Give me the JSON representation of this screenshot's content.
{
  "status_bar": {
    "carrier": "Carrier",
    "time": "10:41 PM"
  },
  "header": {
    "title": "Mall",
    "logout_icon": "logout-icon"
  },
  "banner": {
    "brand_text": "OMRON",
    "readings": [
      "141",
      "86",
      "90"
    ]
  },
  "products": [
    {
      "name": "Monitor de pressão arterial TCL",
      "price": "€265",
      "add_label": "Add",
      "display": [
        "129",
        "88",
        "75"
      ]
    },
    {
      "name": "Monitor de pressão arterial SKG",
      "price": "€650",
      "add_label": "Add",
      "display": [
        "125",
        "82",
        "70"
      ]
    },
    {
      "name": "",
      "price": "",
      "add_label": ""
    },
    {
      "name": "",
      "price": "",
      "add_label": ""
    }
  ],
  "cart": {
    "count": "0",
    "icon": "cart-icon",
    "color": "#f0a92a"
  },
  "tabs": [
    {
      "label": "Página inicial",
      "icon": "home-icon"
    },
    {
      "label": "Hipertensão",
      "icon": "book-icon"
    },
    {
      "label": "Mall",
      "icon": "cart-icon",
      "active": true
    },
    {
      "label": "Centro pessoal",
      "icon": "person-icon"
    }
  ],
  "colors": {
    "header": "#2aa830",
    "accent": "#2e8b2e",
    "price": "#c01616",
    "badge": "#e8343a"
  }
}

......

_The task_
In the listing above, find each line with the word "pressão" and copy it.

_Answer to the problem_
      "name": "Monitor de pressão arterial TCL",
      "name": "Monitor de pressão arterial SKG",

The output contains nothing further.